◆ Raw data:
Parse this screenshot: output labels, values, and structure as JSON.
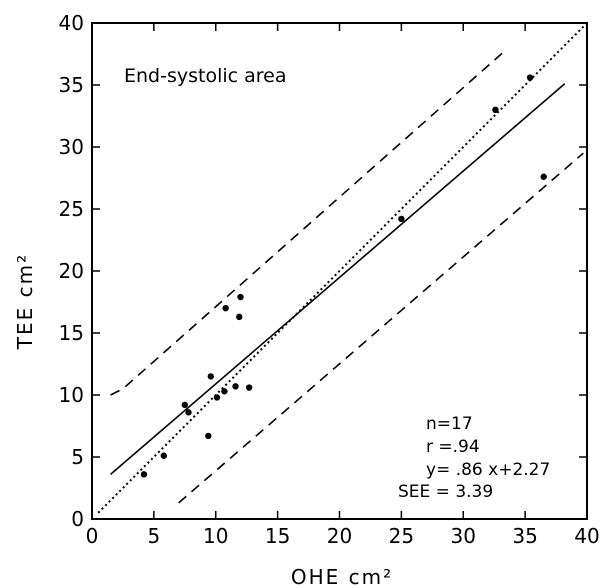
{
  "chart_data": {
    "type": "scatter",
    "title": "End-systolic area",
    "xlabel": "OHE cm²",
    "ylabel": "TEE cm²",
    "xlim": [
      0,
      40
    ],
    "ylim": [
      0,
      40
    ],
    "xticks": [
      0,
      5,
      10,
      15,
      20,
      25,
      30,
      35,
      40
    ],
    "yticks": [
      0,
      5,
      10,
      15,
      20,
      25,
      30,
      35,
      40
    ],
    "grid": false,
    "points": [
      {
        "x": 4.2,
        "y": 3.6
      },
      {
        "x": 5.8,
        "y": 5.1
      },
      {
        "x": 7.5,
        "y": 9.2
      },
      {
        "x": 7.8,
        "y": 8.6
      },
      {
        "x": 9.4,
        "y": 6.7
      },
      {
        "x": 9.6,
        "y": 11.5
      },
      {
        "x": 10.1,
        "y": 9.8
      },
      {
        "x": 10.7,
        "y": 10.3
      },
      {
        "x": 11.6,
        "y": 10.7
      },
      {
        "x": 12.7,
        "y": 10.6
      },
      {
        "x": 10.8,
        "y": 17.0
      },
      {
        "x": 11.9,
        "y": 16.3
      },
      {
        "x": 12.0,
        "y": 17.9
      },
      {
        "x": 25.0,
        "y": 24.2
      },
      {
        "x": 32.6,
        "y": 33.0
      },
      {
        "x": 35.4,
        "y": 35.6
      },
      {
        "x": 36.5,
        "y": 27.6
      }
    ],
    "lines": [
      {
        "style": "solid",
        "x": [
          1.5,
          38.2
        ],
        "y": [
          3.6,
          35.1
        ]
      },
      {
        "style": "dotted",
        "x": [
          0.5,
          40
        ],
        "y": [
          0.5,
          40
        ]
      },
      {
        "style": "dashed",
        "x": [
          1.5,
          2.5,
          33.3
        ],
        "y": [
          10.0,
          10.5,
          37.7
        ]
      },
      {
        "style": "dashed",
        "x": [
          7.0,
          39.7
        ],
        "y": [
          1.3,
          29.5
        ]
      }
    ],
    "annotations": [
      "n=17",
      "r =.94",
      "y= .86 x+2.27",
      "SEE = 3.39"
    ]
  }
}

◆ Problem: Print out the material word for word, omitting the pictures.

◆ Solution to this problem:
Parse this screenshot: output labels, values, and structure as JSON.
{
  "chart_data": {
    "type": "scatter",
    "title": "End-systolic area",
    "xlabel": "OHE cm²",
    "ylabel": "TEE cm²",
    "xlim": [
      0,
      40
    ],
    "ylim": [
      0,
      40
    ],
    "xticks": [
      0,
      5,
      10,
      15,
      20,
      25,
      30,
      35,
      40
    ],
    "yticks": [
      0,
      5,
      10,
      15,
      20,
      25,
      30,
      35,
      40
    ],
    "grid": false,
    "points": [
      {
        "x": 4.2,
        "y": 3.6
      },
      {
        "x": 5.8,
        "y": 5.1
      },
      {
        "x": 7.5,
        "y": 9.2
      },
      {
        "x": 7.8,
        "y": 8.6
      },
      {
        "x": 9.4,
        "y": 6.7
      },
      {
        "x": 9.6,
        "y": 11.5
      },
      {
        "x": 10.1,
        "y": 9.8
      },
      {
        "x": 10.7,
        "y": 10.3
      },
      {
        "x": 11.6,
        "y": 10.7
      },
      {
        "x": 12.7,
        "y": 10.6
      },
      {
        "x": 10.8,
        "y": 17.0
      },
      {
        "x": 11.9,
        "y": 16.3
      },
      {
        "x": 12.0,
        "y": 17.9
      },
      {
        "x": 25.0,
        "y": 24.2
      },
      {
        "x": 32.6,
        "y": 33.0
      },
      {
        "x": 35.4,
        "y": 35.6
      },
      {
        "x": 36.5,
        "y": 27.6
      }
    ],
    "lines": [
      {
        "style": "solid",
        "x": [
          1.5,
          38.2
        ],
        "y": [
          3.6,
          35.1
        ]
      },
      {
        "style": "dotted",
        "x": [
          0.5,
          40
        ],
        "y": [
          0.5,
          40
        ]
      },
      {
        "style": "dashed",
        "x": [
          1.5,
          2.5,
          33.3
        ],
        "y": [
          10.0,
          10.5,
          37.7
        ]
      },
      {
        "style": "dashed",
        "x": [
          7.0,
          39.7
        ],
        "y": [
          1.3,
          29.5
        ]
      }
    ],
    "annotations": [
      "n=17",
      "r =.94",
      "y= .86 x+2.27",
      "SEE = 3.39"
    ]
  }
}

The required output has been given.